Below are records; work out how many of their lines contain "JSON" and give only that number.

### Stored rows

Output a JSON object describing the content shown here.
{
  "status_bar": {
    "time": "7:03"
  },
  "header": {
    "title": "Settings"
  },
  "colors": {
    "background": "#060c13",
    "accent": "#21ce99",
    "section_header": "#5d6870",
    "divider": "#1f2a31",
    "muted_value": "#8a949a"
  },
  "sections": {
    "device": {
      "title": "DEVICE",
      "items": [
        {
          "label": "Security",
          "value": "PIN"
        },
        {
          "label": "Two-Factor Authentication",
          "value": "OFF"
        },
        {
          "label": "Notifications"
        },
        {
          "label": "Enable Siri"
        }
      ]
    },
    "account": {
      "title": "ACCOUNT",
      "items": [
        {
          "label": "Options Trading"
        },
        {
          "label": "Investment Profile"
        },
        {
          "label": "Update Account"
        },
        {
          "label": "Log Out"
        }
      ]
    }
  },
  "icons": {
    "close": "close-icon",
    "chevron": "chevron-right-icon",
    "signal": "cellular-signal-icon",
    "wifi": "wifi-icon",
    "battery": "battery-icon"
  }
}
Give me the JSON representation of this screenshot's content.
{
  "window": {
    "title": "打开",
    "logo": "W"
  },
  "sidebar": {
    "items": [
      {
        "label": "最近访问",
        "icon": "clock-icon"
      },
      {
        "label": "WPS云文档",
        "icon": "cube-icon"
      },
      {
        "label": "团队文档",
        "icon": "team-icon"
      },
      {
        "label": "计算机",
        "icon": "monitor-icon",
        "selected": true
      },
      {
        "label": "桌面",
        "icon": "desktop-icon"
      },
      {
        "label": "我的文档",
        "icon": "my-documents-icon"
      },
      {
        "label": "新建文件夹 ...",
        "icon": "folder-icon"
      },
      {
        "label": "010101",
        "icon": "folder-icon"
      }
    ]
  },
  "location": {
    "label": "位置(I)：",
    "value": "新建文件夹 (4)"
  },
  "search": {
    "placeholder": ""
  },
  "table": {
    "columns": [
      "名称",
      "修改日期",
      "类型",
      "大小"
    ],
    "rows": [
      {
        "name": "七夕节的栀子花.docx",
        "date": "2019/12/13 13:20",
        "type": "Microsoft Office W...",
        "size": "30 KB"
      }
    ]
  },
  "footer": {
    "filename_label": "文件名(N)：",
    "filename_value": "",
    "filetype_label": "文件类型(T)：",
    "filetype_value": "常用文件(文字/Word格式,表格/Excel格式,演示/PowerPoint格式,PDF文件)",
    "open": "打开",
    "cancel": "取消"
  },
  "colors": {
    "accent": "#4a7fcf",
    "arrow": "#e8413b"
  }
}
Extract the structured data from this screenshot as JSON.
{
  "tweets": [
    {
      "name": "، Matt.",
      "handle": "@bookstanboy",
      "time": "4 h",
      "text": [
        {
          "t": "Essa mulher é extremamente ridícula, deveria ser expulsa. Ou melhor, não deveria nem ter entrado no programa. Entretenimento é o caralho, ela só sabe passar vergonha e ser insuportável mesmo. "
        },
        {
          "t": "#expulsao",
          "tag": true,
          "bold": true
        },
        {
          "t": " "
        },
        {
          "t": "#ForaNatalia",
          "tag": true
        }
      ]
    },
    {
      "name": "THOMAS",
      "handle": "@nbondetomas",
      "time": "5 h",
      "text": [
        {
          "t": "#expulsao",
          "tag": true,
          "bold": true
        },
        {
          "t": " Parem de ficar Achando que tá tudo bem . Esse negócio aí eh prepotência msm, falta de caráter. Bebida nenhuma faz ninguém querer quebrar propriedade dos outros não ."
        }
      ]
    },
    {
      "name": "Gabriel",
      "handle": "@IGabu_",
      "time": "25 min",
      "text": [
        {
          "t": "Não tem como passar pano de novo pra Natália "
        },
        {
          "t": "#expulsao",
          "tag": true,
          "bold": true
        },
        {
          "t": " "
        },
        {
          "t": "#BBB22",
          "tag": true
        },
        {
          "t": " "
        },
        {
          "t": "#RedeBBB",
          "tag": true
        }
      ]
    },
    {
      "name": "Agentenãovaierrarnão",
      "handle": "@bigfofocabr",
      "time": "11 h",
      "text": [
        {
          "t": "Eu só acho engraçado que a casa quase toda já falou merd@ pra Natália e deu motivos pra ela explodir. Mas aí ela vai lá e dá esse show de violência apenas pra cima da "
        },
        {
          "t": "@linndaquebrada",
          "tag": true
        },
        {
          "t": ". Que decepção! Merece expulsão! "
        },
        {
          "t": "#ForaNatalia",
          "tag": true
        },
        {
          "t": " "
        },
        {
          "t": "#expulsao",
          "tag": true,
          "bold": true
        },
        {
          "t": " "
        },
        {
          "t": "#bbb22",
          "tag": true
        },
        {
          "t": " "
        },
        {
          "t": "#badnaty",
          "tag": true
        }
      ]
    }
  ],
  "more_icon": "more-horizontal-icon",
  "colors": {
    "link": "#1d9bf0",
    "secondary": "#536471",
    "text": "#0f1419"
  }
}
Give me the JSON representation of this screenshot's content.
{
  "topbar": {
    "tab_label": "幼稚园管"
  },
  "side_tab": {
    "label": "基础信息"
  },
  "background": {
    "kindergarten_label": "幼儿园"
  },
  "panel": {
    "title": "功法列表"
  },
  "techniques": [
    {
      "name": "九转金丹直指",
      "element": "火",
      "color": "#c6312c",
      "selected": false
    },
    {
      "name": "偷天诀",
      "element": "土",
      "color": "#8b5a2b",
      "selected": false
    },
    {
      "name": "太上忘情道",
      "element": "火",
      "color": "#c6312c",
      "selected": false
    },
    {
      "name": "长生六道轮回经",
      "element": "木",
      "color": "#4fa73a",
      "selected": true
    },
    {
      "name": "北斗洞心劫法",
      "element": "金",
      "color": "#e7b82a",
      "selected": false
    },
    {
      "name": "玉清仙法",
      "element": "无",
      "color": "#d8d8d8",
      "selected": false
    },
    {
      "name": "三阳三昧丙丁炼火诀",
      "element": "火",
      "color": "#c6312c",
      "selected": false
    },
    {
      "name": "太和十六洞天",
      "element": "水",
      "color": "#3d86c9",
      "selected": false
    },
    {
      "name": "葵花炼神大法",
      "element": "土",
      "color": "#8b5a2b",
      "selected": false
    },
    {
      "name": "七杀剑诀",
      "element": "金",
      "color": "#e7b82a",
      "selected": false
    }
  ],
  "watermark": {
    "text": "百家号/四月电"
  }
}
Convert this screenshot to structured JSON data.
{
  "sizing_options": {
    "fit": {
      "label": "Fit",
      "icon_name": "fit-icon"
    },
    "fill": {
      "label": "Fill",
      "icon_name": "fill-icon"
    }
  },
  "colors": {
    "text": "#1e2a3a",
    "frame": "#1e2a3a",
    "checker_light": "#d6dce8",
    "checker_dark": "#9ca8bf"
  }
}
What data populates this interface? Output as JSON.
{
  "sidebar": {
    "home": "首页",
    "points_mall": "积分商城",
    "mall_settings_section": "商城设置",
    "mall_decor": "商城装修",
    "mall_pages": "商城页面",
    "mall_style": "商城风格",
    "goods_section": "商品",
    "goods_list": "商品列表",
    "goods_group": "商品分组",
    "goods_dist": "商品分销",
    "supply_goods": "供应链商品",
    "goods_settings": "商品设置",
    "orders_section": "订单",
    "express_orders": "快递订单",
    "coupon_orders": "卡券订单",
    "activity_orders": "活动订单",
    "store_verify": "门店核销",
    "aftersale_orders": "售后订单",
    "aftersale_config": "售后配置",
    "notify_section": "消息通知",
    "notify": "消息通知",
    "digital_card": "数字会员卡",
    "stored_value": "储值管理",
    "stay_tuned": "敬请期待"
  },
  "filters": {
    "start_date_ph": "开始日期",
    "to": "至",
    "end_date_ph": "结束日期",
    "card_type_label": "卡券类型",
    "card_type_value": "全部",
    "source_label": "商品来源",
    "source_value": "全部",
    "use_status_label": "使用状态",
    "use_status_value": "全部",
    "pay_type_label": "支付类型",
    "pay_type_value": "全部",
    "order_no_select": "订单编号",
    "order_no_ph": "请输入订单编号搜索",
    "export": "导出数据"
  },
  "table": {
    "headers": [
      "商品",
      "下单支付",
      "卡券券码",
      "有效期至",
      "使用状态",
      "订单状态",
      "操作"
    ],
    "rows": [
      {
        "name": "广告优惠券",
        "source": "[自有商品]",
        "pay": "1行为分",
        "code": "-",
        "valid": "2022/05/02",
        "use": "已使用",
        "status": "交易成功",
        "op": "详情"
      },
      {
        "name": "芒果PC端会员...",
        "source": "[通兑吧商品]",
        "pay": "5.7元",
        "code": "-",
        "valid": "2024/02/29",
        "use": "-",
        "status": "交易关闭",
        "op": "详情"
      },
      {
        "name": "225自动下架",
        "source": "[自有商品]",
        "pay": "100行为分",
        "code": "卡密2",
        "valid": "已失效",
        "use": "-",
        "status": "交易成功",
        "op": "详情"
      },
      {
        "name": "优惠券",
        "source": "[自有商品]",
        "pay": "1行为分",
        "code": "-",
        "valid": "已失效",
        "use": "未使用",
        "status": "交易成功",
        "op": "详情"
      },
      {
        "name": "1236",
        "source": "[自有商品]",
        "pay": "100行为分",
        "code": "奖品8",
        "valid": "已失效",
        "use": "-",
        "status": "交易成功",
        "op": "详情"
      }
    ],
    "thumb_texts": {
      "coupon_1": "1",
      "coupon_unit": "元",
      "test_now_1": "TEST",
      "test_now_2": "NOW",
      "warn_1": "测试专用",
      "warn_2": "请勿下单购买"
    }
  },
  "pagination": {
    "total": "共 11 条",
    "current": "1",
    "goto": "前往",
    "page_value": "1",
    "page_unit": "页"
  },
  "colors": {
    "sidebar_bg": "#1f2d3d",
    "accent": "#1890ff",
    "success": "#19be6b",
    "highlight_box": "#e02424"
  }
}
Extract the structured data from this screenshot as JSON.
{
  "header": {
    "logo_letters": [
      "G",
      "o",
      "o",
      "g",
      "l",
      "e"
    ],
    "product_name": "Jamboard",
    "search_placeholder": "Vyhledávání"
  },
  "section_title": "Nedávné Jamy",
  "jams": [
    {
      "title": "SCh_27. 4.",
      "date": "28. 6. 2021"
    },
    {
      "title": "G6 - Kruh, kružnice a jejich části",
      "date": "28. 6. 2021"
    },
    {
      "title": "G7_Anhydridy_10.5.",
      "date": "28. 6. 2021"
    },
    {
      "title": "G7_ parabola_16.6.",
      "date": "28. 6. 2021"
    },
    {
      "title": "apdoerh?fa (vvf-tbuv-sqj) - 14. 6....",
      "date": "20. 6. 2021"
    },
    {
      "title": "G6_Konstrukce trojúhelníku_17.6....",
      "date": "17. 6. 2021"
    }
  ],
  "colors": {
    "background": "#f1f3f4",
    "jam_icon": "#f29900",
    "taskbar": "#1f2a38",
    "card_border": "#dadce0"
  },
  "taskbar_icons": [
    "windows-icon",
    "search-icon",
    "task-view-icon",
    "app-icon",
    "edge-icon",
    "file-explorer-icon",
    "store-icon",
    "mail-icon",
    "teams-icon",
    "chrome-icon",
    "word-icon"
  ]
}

######

*Solution:* 7